** Start of Material for the task **

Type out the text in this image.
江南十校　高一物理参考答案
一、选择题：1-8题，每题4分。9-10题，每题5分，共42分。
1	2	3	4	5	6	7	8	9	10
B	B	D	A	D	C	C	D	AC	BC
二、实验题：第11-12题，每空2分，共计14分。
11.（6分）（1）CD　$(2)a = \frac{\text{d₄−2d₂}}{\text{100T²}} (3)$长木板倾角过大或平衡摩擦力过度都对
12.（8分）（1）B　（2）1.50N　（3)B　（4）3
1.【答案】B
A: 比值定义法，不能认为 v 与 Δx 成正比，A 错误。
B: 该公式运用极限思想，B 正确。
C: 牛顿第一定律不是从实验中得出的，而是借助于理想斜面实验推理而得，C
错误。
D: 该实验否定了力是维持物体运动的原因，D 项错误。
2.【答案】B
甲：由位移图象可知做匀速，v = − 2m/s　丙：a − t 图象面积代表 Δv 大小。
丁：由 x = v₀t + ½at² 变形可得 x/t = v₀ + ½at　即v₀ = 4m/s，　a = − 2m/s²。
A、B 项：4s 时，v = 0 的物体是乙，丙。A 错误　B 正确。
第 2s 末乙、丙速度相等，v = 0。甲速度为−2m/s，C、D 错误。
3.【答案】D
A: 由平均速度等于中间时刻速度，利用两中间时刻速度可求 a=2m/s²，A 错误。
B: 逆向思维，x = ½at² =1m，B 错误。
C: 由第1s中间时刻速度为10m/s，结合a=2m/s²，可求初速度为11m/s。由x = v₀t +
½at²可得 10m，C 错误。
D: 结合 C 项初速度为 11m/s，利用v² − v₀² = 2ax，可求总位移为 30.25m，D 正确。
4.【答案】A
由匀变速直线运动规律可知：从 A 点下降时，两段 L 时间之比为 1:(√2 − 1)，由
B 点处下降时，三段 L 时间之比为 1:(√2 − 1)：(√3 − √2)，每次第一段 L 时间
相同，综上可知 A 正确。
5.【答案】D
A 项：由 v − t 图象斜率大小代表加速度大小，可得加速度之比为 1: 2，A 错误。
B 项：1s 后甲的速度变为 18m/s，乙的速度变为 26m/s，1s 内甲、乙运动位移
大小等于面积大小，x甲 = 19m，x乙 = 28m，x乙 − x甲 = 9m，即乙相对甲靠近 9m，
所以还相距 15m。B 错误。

** End of Material for the task **

> [Work to complete]: Above are the records; copy all of them exactly.

> [Response below]:
Type out the text in this image.
江南十校　高一物理参考答案
一、选择题：1-8题，每题4分。9-10题，每题5分，共42分。
1	2	3	4	5	6	7	8	9	10
B	B	D	A	D	C	C	D	AC	BC
二、实验题：第11-12题，每空2分，共计14分。
11.（6分）（1）CD　$(2)a = \frac{\text{d₄−2d₂}}{\text{100T²}} (3)$长木板倾角过大或平衡摩擦力过度都对
12.（8分）（1）B　（2）1.50N　（3)B　（4）3
1.【答案】B
A: 比值定义法，不能认为 v 与 Δx 成正比，A 错误。
B: 该公式运用极限思想，B 正确。
C: 牛顿第一定律不是从实验中得出的，而是借助于理想斜面实验推理而得，C
错误。
D: 该实验否定了力是维持物体运动的原因，D 项错误。
2.【答案】B
甲：由位移图象可知做匀速，v = − 2m/s　丙：a − t 图象面积代表 Δv 大小。
丁：由 x = v₀t + ½at² 变形可得 x/t = v₀ + ½at　即v₀ = 4m/s，　a = − 2m/s²。
A、B 项：4s 时，v = 0 的物体是乙，丙。A 错误　B 正确。
第 2s 末乙、丙速度相等，v = 0。甲速度为−2m/s，C、D 错误。
3.【答案】D
A: 由平均速度等于中间时刻速度，利用两中间时刻速度可求 a=2m/s²，A 错误。
B: 逆向思维，x = ½at² =1m，B 错误。
C: 由第1s中间时刻速度为10m/s，结合a=2m/s²，可求初速度为11m/s。由x = v₀t +
½at²可得 10m，C 错误。
D: 结合 C 项初速度为 11m/s，利用v² − v₀² = 2ax，可求总位移为 30.25m，D 正确。
4.【答案】A
由匀变速直线运动规律可知：从 A 点下降时，两段 L 时间之比为 1:(√2 − 1)，由
B 点处下降时，三段 L 时间之比为 1:(√2 − 1)：(√3 − √2)，每次第一段 L 时间
相同，综上可知 A 正确。
5.【答案】D
A 项：由 v − t 图象斜率大小代表加速度大小，可得加速度之比为 1: 2，A 错误。
B 项：1s 后甲的速度变为 18m/s，乙的速度变为 26m/s，1s 内甲、乙运动位移
大小等于面积大小，x甲 = 19m，x乙 = 28m，x乙 − x甲 = 9m，即乙相对甲靠近 9m，
所以还相距 15m。B 错误。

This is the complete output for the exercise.